- _Set task_: Count the lines containing "economia" in the entries underneath, and state that count without anything else.

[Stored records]
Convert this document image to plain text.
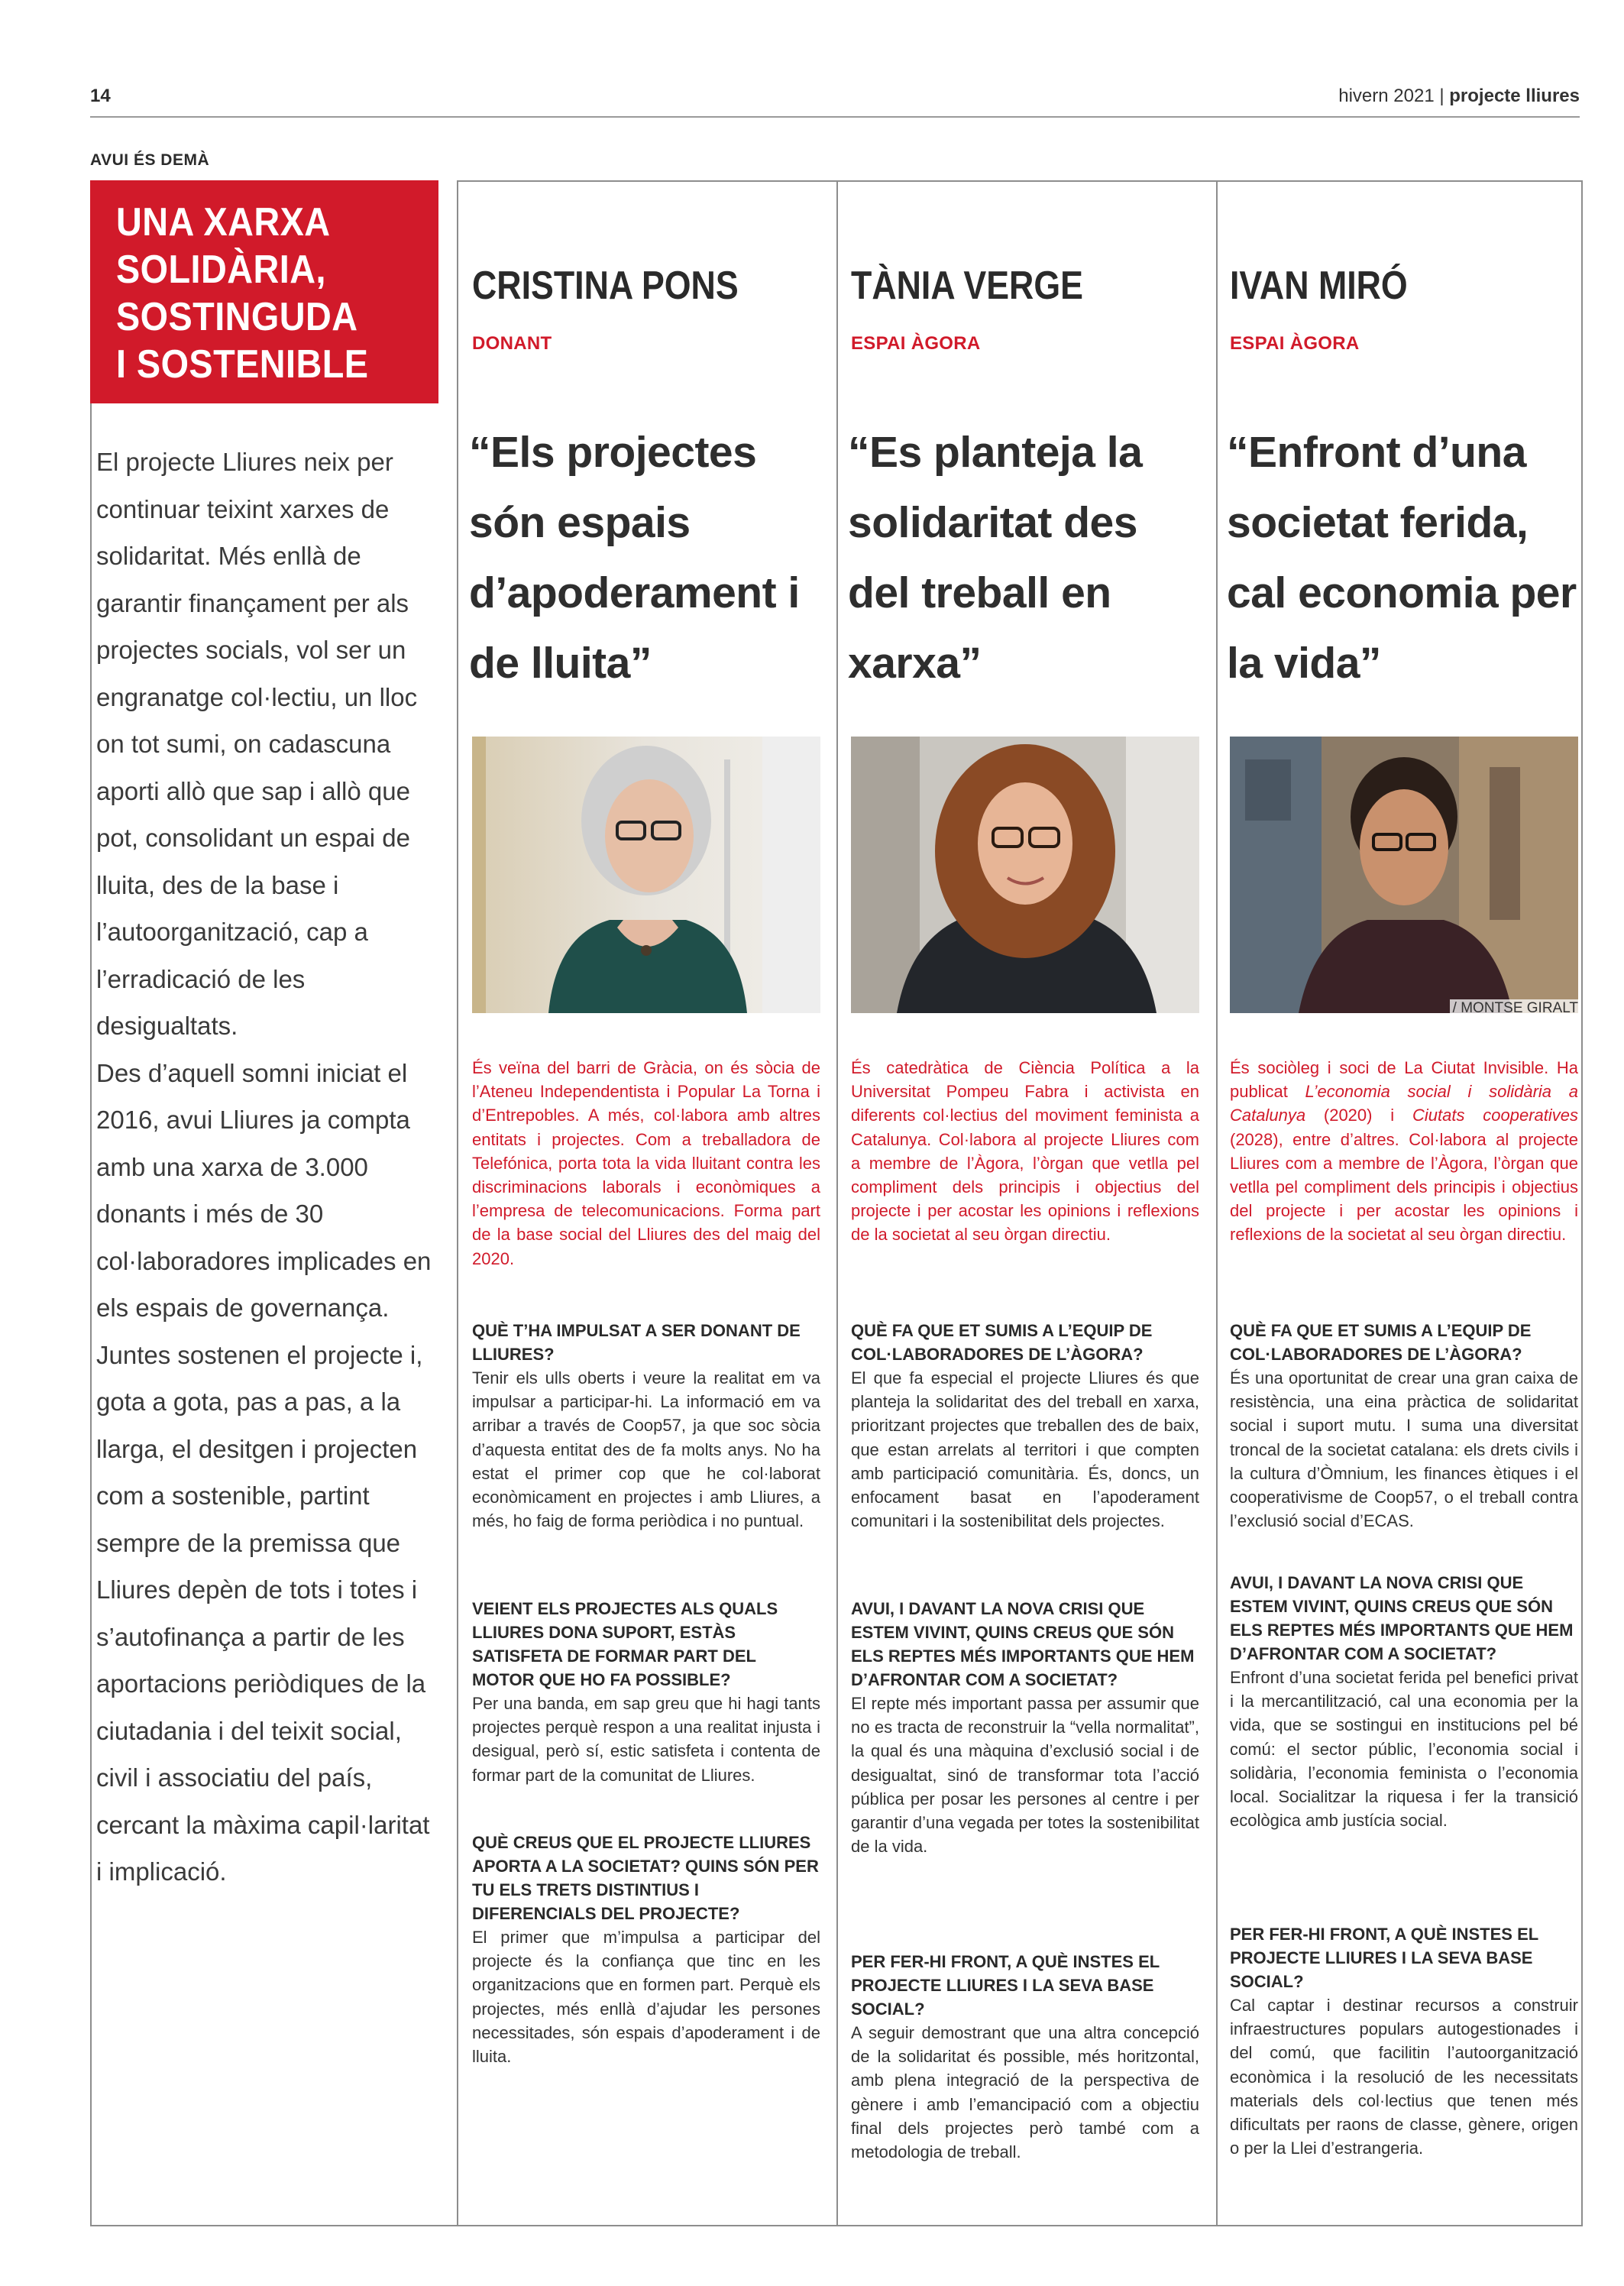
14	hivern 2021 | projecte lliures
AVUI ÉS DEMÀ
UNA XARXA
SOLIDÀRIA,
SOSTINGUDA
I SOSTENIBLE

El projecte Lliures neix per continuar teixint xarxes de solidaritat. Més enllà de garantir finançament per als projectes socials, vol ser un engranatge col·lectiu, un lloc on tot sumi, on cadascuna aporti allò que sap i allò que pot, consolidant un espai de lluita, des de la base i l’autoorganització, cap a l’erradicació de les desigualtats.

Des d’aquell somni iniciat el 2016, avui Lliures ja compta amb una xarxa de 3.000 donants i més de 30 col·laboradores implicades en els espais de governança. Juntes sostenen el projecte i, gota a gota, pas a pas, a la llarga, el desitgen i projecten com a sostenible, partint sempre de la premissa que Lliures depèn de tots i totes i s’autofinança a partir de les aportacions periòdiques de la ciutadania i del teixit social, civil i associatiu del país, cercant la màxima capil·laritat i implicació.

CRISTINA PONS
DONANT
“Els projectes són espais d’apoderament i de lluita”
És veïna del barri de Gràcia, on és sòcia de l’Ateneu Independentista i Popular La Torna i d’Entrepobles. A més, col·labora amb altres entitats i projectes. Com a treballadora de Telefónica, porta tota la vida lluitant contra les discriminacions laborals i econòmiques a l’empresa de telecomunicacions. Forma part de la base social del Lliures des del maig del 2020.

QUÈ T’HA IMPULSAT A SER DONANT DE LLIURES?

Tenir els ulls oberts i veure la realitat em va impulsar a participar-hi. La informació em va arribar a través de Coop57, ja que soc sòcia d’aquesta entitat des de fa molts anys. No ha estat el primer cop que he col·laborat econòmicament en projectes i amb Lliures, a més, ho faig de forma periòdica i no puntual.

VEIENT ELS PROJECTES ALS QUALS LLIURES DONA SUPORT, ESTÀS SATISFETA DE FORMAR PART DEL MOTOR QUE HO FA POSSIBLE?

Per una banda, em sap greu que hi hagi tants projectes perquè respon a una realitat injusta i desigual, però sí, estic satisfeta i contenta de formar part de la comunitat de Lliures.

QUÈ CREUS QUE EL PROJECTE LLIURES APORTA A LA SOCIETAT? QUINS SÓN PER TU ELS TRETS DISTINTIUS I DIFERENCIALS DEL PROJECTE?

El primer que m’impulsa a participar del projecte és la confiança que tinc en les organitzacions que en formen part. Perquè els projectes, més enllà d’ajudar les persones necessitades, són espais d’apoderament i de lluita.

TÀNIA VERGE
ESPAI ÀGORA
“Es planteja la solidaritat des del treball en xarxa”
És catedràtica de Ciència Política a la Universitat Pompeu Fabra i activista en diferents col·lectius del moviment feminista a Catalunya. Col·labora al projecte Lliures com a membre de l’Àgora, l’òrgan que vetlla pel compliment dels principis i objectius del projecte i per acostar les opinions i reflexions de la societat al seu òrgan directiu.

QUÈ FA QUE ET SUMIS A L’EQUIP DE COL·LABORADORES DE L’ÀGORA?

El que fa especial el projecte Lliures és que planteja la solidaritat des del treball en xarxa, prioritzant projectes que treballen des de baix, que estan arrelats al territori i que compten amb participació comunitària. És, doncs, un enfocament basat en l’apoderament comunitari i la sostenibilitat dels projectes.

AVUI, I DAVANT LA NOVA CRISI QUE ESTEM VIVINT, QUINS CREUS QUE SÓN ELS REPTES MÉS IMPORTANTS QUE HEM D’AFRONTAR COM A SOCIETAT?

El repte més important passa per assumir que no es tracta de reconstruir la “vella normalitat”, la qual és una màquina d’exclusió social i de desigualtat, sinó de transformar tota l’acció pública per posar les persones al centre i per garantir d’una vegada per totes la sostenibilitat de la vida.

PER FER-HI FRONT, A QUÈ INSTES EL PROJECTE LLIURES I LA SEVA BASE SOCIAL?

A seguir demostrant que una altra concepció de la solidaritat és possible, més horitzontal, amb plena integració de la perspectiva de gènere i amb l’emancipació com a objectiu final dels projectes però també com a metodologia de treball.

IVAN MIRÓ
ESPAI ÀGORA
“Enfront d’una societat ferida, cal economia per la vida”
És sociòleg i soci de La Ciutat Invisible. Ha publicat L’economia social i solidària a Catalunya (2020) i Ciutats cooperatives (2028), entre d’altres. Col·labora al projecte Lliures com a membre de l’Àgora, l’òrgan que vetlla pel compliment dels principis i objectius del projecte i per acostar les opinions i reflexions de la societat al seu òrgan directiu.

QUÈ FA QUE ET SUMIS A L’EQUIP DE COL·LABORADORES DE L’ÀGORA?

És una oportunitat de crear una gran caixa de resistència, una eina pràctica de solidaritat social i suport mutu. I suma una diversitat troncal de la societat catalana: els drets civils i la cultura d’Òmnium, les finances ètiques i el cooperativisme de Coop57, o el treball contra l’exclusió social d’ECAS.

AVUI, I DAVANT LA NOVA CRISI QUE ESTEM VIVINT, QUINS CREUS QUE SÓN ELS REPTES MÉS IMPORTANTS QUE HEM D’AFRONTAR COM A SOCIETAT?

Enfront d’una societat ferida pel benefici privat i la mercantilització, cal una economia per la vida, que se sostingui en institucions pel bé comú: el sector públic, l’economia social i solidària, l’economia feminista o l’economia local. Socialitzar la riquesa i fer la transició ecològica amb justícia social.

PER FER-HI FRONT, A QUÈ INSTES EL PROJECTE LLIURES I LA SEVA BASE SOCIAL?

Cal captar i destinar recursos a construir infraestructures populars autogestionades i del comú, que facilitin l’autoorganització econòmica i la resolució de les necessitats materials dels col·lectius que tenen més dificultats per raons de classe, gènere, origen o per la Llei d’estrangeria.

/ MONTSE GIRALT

---

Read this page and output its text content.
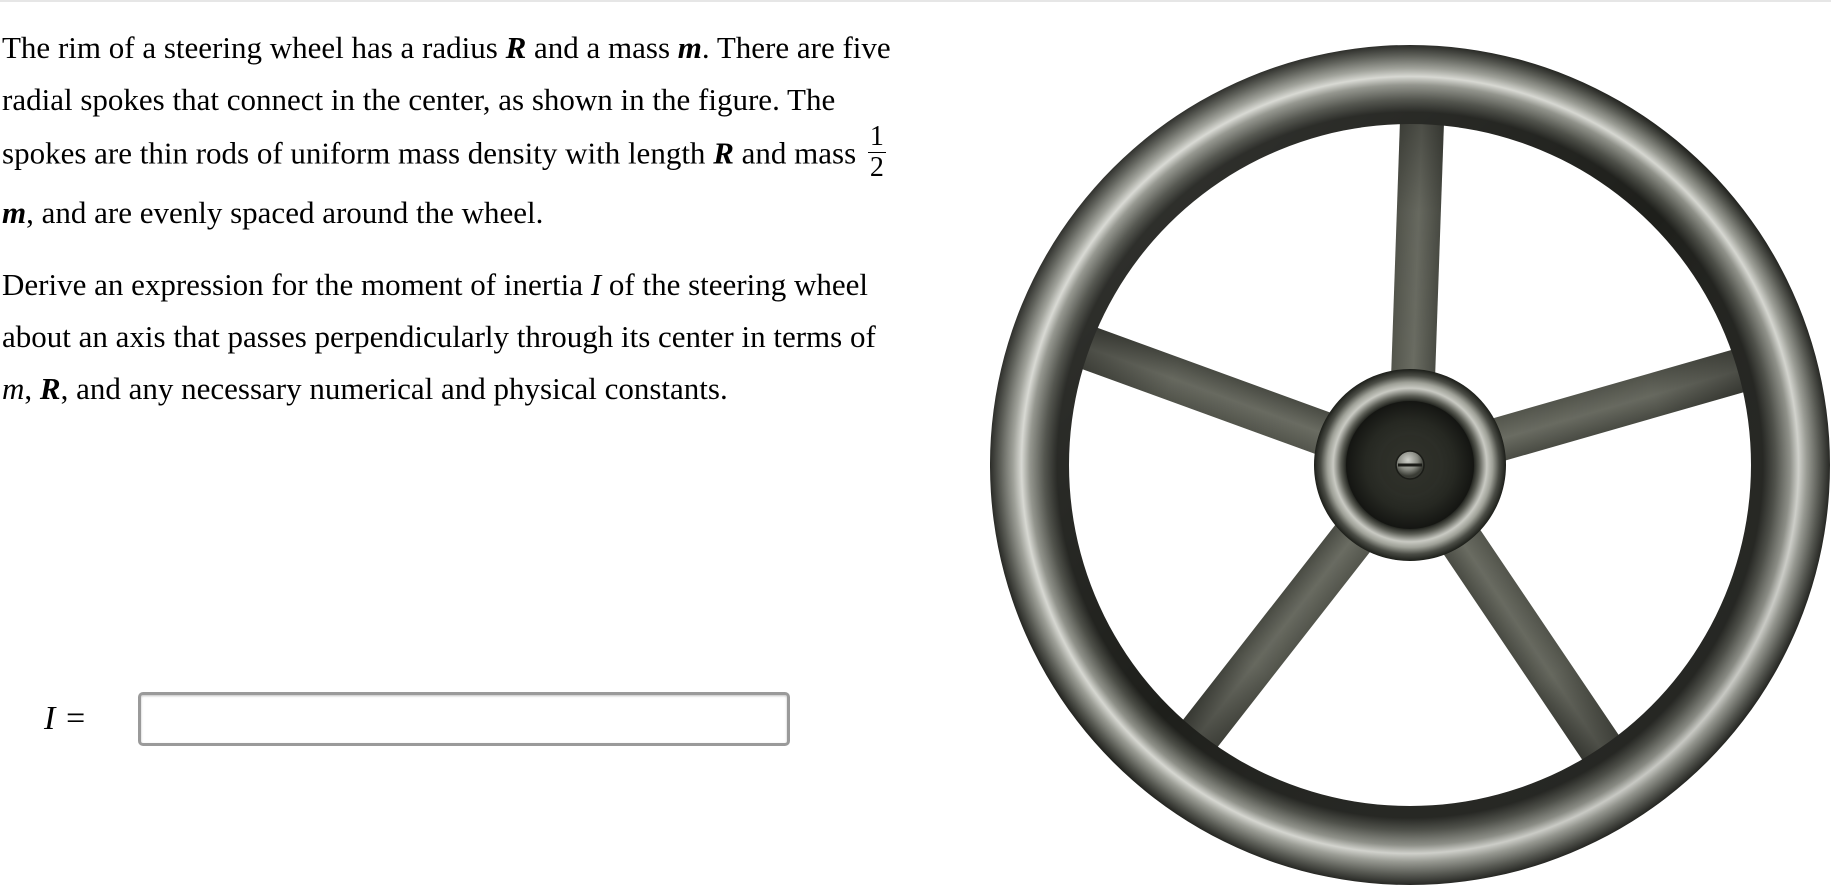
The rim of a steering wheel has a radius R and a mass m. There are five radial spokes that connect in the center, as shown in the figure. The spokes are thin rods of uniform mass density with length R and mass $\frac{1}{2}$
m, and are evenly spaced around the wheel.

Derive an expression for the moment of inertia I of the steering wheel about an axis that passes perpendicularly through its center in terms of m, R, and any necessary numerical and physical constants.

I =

- _Solution to this problem_: 3